Data to process:

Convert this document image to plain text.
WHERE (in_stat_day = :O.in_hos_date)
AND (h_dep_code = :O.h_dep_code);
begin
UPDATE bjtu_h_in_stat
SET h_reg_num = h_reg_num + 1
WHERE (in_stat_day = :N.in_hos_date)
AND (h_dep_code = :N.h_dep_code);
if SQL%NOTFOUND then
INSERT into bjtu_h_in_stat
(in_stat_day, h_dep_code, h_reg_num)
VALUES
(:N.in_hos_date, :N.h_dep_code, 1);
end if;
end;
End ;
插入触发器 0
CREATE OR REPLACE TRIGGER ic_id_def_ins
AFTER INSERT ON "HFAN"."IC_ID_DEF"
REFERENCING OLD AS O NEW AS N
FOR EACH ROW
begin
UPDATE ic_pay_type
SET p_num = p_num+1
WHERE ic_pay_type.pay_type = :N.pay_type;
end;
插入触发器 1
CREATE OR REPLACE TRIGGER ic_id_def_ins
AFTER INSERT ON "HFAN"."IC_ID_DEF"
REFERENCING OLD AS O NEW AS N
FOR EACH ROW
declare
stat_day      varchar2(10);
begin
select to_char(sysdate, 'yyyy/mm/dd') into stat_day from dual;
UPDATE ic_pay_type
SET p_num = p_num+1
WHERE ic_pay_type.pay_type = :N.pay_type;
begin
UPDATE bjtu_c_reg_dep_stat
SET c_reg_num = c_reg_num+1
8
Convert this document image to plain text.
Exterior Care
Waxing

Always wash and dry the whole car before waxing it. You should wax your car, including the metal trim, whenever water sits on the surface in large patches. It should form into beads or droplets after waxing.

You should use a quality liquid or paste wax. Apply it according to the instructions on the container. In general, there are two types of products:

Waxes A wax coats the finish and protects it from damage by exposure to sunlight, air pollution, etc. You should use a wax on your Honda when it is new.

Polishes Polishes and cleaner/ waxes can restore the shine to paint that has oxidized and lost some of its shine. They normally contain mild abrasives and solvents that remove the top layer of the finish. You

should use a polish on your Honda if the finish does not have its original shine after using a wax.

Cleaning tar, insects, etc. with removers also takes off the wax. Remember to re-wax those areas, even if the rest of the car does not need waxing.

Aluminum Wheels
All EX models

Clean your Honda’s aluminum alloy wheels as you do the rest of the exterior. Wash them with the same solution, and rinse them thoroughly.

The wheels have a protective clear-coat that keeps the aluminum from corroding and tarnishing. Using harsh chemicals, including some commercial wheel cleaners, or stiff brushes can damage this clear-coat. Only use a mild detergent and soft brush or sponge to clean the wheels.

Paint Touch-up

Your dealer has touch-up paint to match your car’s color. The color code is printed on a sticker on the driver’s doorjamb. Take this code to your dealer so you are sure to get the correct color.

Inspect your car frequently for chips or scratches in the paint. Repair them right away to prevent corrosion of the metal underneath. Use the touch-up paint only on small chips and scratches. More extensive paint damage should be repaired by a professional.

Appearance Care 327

Instruction: Look through the entries above and list every line containing "metal".

Full output:
Always wash and dry the whole car before waxing it. You should wax your car, including the metal trim, whenever water sits on the surface in large patches. It should form into beads or droplets after waxing.
Inspect your car frequently for chips or scratches in the paint. Repair them right away to prevent corrosion of the metal underneath. Use the touch-up paint only on small chips and scratches. More extensive paint damage should be repaired by a professional.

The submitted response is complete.